__EXERCISE DIRECTIONS__.
Output each entry that follows exactly. Images stay out.

__DATASET__.
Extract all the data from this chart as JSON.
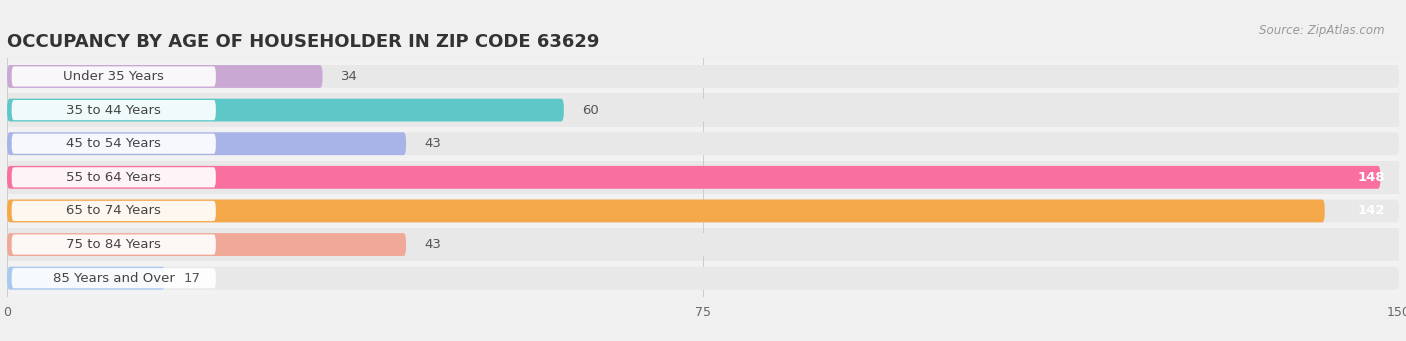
{
  "title": "OCCUPANCY BY AGE OF HOUSEHOLDER IN ZIP CODE 63629",
  "source": "Source: ZipAtlas.com",
  "categories": [
    "Under 35 Years",
    "35 to 44 Years",
    "45 to 54 Years",
    "55 to 64 Years",
    "65 to 74 Years",
    "75 to 84 Years",
    "85 Years and Over"
  ],
  "values": [
    34,
    60,
    43,
    148,
    142,
    43,
    17
  ],
  "bar_colors": [
    "#c9a8d4",
    "#5ec8c8",
    "#a8b4e8",
    "#f86fa0",
    "#f5a84a",
    "#f0a898",
    "#a8c8f0"
  ],
  "bar_bg_color": "#e8e8e8",
  "row_bg_colors": [
    "#f2f2f2",
    "#e8e8e8"
  ],
  "xlim": [
    0,
    150
  ],
  "xticks": [
    0,
    75,
    150
  ],
  "title_fontsize": 13,
  "label_fontsize": 9.5,
  "value_fontsize": 9.5,
  "bg_color": "#f0f0f0",
  "bar_height": 0.68,
  "label_pill_color": "#ffffff",
  "label_text_color": "#444444",
  "value_color_inside": "#ffffff",
  "value_color_outside": "#555555"
}
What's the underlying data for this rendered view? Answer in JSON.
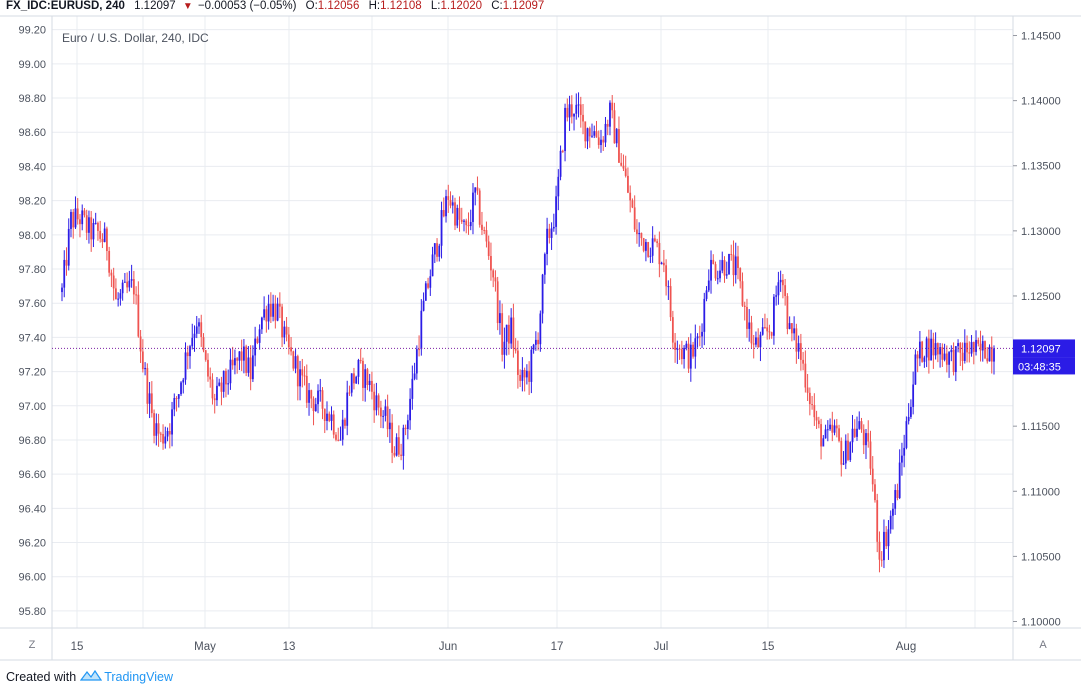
{
  "header": {
    "symbol": "FX_IDC:EURUSD, 240",
    "last": "1.12097",
    "arrow": "▼",
    "change": "−0.00053 (−0.05%)",
    "o_label": "O:",
    "o_value": "1.12056",
    "h_label": "H:",
    "h_value": "1.12108",
    "l_label": "L:",
    "l_value": "1.12020",
    "c_label": "C:",
    "c_value": "1.12097"
  },
  "footer": {
    "created_with": "Created with",
    "brand": "TradingView"
  },
  "buttons": {
    "zoom": "Z",
    "auto": "A"
  },
  "colors": {
    "up": "#2b1ce6",
    "down": "#ef5350",
    "price_line": "#7b1fa2",
    "label_bg": "#2b1ce6",
    "grid": "#e9ecf1"
  },
  "chart_data": {
    "type": "candlestick",
    "title": "Euro / U.S. Dollar, 240, IDC",
    "left_axis": {
      "ticks": [
        "99.20",
        "99.00",
        "98.80",
        "98.60",
        "98.40",
        "98.20",
        "98.00",
        "97.80",
        "97.60",
        "97.40",
        "97.20",
        "97.00",
        "96.80",
        "96.60",
        "96.40",
        "96.20",
        "96.00",
        "95.80"
      ],
      "range": [
        95.7,
        99.28
      ]
    },
    "right_axis": {
      "ticks": [
        "1.14500",
        "1.14000",
        "1.13500",
        "1.13000",
        "1.12500",
        "1.12000",
        "1.11500",
        "1.11000",
        "1.10500",
        "1.10000"
      ],
      "range": [
        1.0995,
        1.1465
      ]
    },
    "x_axis": {
      "labels": [
        "15",
        "May",
        "13",
        "Jun",
        "17",
        "Jul",
        "15",
        "Aug"
      ]
    },
    "grid": true,
    "price_label": "1.12097",
    "countdown_label": "03:48:35",
    "price_line_value": 1.12097,
    "price_path_anchors": [
      [
        0,
        1.1253
      ],
      [
        4,
        1.1308
      ],
      [
        8,
        1.131
      ],
      [
        12,
        1.13
      ],
      [
        16,
        1.1298
      ],
      [
        20,
        1.129
      ],
      [
        24,
        1.1245
      ],
      [
        28,
        1.1252
      ],
      [
        32,
        1.1258
      ],
      [
        36,
        1.1198
      ],
      [
        40,
        1.1158
      ],
      [
        44,
        1.114
      ],
      [
        48,
        1.1152
      ],
      [
        52,
        1.1178
      ],
      [
        56,
        1.121
      ],
      [
        60,
        1.1232
      ],
      [
        64,
        1.1195
      ],
      [
        68,
        1.1168
      ],
      [
        72,
        1.1182
      ],
      [
        76,
        1.1193
      ],
      [
        80,
        1.1205
      ],
      [
        84,
        1.119
      ],
      [
        88,
        1.123
      ],
      [
        92,
        1.1244
      ],
      [
        96,
        1.1238
      ],
      [
        100,
        1.121
      ],
      [
        104,
        1.1196
      ],
      [
        108,
        1.1178
      ],
      [
        112,
        1.117
      ],
      [
        116,
        1.1166
      ],
      [
        120,
        1.1157
      ],
      [
        124,
        1.114
      ],
      [
        128,
        1.1182
      ],
      [
        132,
        1.1192
      ],
      [
        136,
        1.1186
      ],
      [
        140,
        1.1168
      ],
      [
        144,
        1.1155
      ],
      [
        148,
        1.1132
      ],
      [
        152,
        1.114
      ],
      [
        156,
        1.1182
      ],
      [
        160,
        1.1232
      ],
      [
        164,
        1.1268
      ],
      [
        168,
        1.1298
      ],
      [
        172,
        1.1328
      ],
      [
        176,
        1.131
      ],
      [
        180,
        1.1298
      ],
      [
        184,
        1.1328
      ],
      [
        188,
        1.1296
      ],
      [
        192,
        1.1268
      ],
      [
        196,
        1.1212
      ],
      [
        200,
        1.1225
      ],
      [
        204,
        1.1182
      ],
      [
        208,
        1.1192
      ],
      [
        212,
        1.1222
      ],
      [
        216,
        1.1292
      ],
      [
        220,
        1.1318
      ],
      [
        224,
        1.1388
      ],
      [
        228,
        1.1396
      ],
      [
        232,
        1.138
      ],
      [
        236,
        1.1378
      ],
      [
        240,
        1.137
      ],
      [
        244,
        1.139
      ],
      [
        248,
        1.1362
      ],
      [
        252,
        1.133
      ],
      [
        256,
        1.1296
      ],
      [
        260,
        1.1292
      ],
      [
        264,
        1.1288
      ],
      [
        268,
        1.1278
      ],
      [
        272,
        1.1222
      ],
      [
        276,
        1.1208
      ],
      [
        280,
        1.1203
      ],
      [
        284,
        1.122
      ],
      [
        288,
        1.1272
      ],
      [
        292,
        1.1272
      ],
      [
        296,
        1.1276
      ],
      [
        300,
        1.127
      ],
      [
        304,
        1.124
      ],
      [
        308,
        1.121
      ],
      [
        312,
        1.1216
      ],
      [
        316,
        1.1228
      ],
      [
        320,
        1.1272
      ],
      [
        324,
        1.1222
      ],
      [
        328,
        1.121
      ],
      [
        332,
        1.1182
      ],
      [
        336,
        1.1148
      ],
      [
        340,
        1.1138
      ],
      [
        344,
        1.1146
      ],
      [
        348,
        1.1124
      ],
      [
        352,
        1.1146
      ],
      [
        356,
        1.1148
      ],
      [
        360,
        1.1122
      ],
      [
        364,
        1.1052
      ],
      [
        368,
        1.1072
      ],
      [
        372,
        1.1102
      ],
      [
        376,
        1.115
      ],
      [
        380,
        1.1198
      ],
      [
        384,
        1.1212
      ],
      [
        388,
        1.121
      ],
      [
        392,
        1.1208
      ],
      [
        396,
        1.1202
      ],
      [
        400,
        1.1204
      ],
      [
        404,
        1.121
      ],
      [
        408,
        1.1206
      ],
      [
        412,
        1.121
      ],
      [
        415,
        1.12097
      ]
    ]
  }
}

__PROBLEM SOLUTION__.
Extract all the data from this chart as JSON.
{
  "title": "OCCUPANCY BY AGE OF HOUSEHOLDER IN ZIP CODE 63629",
  "source": "Source: ZipAtlas.com",
  "categories": [
    "Under 35 Years",
    "35 to 44 Years",
    "45 to 54 Years",
    "55 to 64 Years",
    "65 to 74 Years",
    "75 to 84 Years",
    "85 Years and Over"
  ],
  "values": [
    34,
    60,
    43,
    148,
    142,
    43,
    17
  ],
  "bar_colors": [
    "#c9a8d4",
    "#5ec8c8",
    "#a8b4e8",
    "#f86fa0",
    "#f5a84a",
    "#f0a898",
    "#a8c8f0"
  ],
  "bar_bg_color": "#e8e8e8",
  "row_bg_colors": [
    "#f2f2f2",
    "#e8e8e8"
  ],
  "xlim": [
    0,
    150
  ],
  "xticks": [
    0,
    75,
    150
  ],
  "title_fontsize": 13,
  "label_fontsize": 9.5,
  "value_fontsize": 9.5,
  "bg_color": "#f0f0f0",
  "bar_height": 0.68,
  "label_pill_color": "#ffffff",
  "label_text_color": "#444444",
  "value_color_inside": "#ffffff",
  "value_color_outside": "#555555"
}
What's the underlying data for this rendered view? Answer in JSON.
{
  "header": {
    "symbol": "FX_IDC:EURUSD, 240",
    "last": "1.12097",
    "arrow": "▼",
    "change": "−0.00053 (−0.05%)",
    "o_label": "O:",
    "o_value": "1.12056",
    "h_label": "H:",
    "h_value": "1.12108",
    "l_label": "L:",
    "l_value": "1.12020",
    "c_label": "C:",
    "c_value": "1.12097"
  },
  "footer": {
    "created_with": "Created with",
    "brand": "TradingView"
  },
  "buttons": {
    "zoom": "Z",
    "auto": "A"
  },
  "colors": {
    "up": "#2b1ce6",
    "down": "#ef5350",
    "price_line": "#7b1fa2",
    "label_bg": "#2b1ce6",
    "grid": "#e9ecf1"
  },
  "chart_data": {
    "type": "candlestick",
    "title": "Euro / U.S. Dollar, 240, IDC",
    "left_axis": {
      "ticks": [
        "99.20",
        "99.00",
        "98.80",
        "98.60",
        "98.40",
        "98.20",
        "98.00",
        "97.80",
        "97.60",
        "97.40",
        "97.20",
        "97.00",
        "96.80",
        "96.60",
        "96.40",
        "96.20",
        "96.00",
        "95.80"
      ],
      "range": [
        95.7,
        99.28
      ]
    },
    "right_axis": {
      "ticks": [
        "1.14500",
        "1.14000",
        "1.13500",
        "1.13000",
        "1.12500",
        "1.12000",
        "1.11500",
        "1.11000",
        "1.10500",
        "1.10000"
      ],
      "range": [
        1.0995,
        1.1465
      ]
    },
    "x_axis": {
      "labels": [
        "15",
        "May",
        "13",
        "Jun",
        "17",
        "Jul",
        "15",
        "Aug"
      ]
    },
    "grid": true,
    "price_label": "1.12097",
    "countdown_label": "03:48:35",
    "price_line_value": 1.12097,
    "price_path_anchors": [
      [
        0,
        1.1253
      ],
      [
        4,
        1.1308
      ],
      [
        8,
        1.131
      ],
      [
        12,
        1.13
      ],
      [
        16,
        1.1298
      ],
      [
        20,
        1.129
      ],
      [
        24,
        1.1245
      ],
      [
        28,
        1.1252
      ],
      [
        32,
        1.1258
      ],
      [
        36,
        1.1198
      ],
      [
        40,
        1.1158
      ],
      [
        44,
        1.114
      ],
      [
        48,
        1.1152
      ],
      [
        52,
        1.1178
      ],
      [
        56,
        1.121
      ],
      [
        60,
        1.1232
      ],
      [
        64,
        1.1195
      ],
      [
        68,
        1.1168
      ],
      [
        72,
        1.1182
      ],
      [
        76,
        1.1193
      ],
      [
        80,
        1.1205
      ],
      [
        84,
        1.119
      ],
      [
        88,
        1.123
      ],
      [
        92,
        1.1244
      ],
      [
        96,
        1.1238
      ],
      [
        100,
        1.121
      ],
      [
        104,
        1.1196
      ],
      [
        108,
        1.1178
      ],
      [
        112,
        1.117
      ],
      [
        116,
        1.1166
      ],
      [
        120,
        1.1157
      ],
      [
        124,
        1.114
      ],
      [
        128,
        1.1182
      ],
      [
        132,
        1.1192
      ],
      [
        136,
        1.1186
      ],
      [
        140,
        1.1168
      ],
      [
        144,
        1.1155
      ],
      [
        148,
        1.1132
      ],
      [
        152,
        1.114
      ],
      [
        156,
        1.1182
      ],
      [
        160,
        1.1232
      ],
      [
        164,
        1.1268
      ],
      [
        168,
        1.1298
      ],
      [
        172,
        1.1328
      ],
      [
        176,
        1.131
      ],
      [
        180,
        1.1298
      ],
      [
        184,
        1.1328
      ],
      [
        188,
        1.1296
      ],
      [
        192,
        1.1268
      ],
      [
        196,
        1.1212
      ],
      [
        200,
        1.1225
      ],
      [
        204,
        1.1182
      ],
      [
        208,
        1.1192
      ],
      [
        212,
        1.1222
      ],
      [
        216,
        1.1292
      ],
      [
        220,
        1.1318
      ],
      [
        224,
        1.1388
      ],
      [
        228,
        1.1396
      ],
      [
        232,
        1.138
      ],
      [
        236,
        1.1378
      ],
      [
        240,
        1.137
      ],
      [
        244,
        1.139
      ],
      [
        248,
        1.1362
      ],
      [
        252,
        1.133
      ],
      [
        256,
        1.1296
      ],
      [
        260,
        1.1292
      ],
      [
        264,
        1.1288
      ],
      [
        268,
        1.1278
      ],
      [
        272,
        1.1222
      ],
      [
        276,
        1.1208
      ],
      [
        280,
        1.1203
      ],
      [
        284,
        1.122
      ],
      [
        288,
        1.1272
      ],
      [
        292,
        1.1272
      ],
      [
        296,
        1.1276
      ],
      [
        300,
        1.127
      ],
      [
        304,
        1.124
      ],
      [
        308,
        1.121
      ],
      [
        312,
        1.1216
      ],
      [
        316,
        1.1228
      ],
      [
        320,
        1.1272
      ],
      [
        324,
        1.1222
      ],
      [
        328,
        1.121
      ],
      [
        332,
        1.1182
      ],
      [
        336,
        1.1148
      ],
      [
        340,
        1.1138
      ],
      [
        344,
        1.1146
      ],
      [
        348,
        1.1124
      ],
      [
        352,
        1.1146
      ],
      [
        356,
        1.1148
      ],
      [
        360,
        1.1122
      ],
      [
        364,
        1.1052
      ],
      [
        368,
        1.1072
      ],
      [
        372,
        1.1102
      ],
      [
        376,
        1.115
      ],
      [
        380,
        1.1198
      ],
      [
        384,
        1.1212
      ],
      [
        388,
        1.121
      ],
      [
        392,
        1.1208
      ],
      [
        396,
        1.1202
      ],
      [
        400,
        1.1204
      ],
      [
        404,
        1.121
      ],
      [
        408,
        1.1206
      ],
      [
        412,
        1.121
      ],
      [
        415,
        1.12097
      ]
    ]
  }
}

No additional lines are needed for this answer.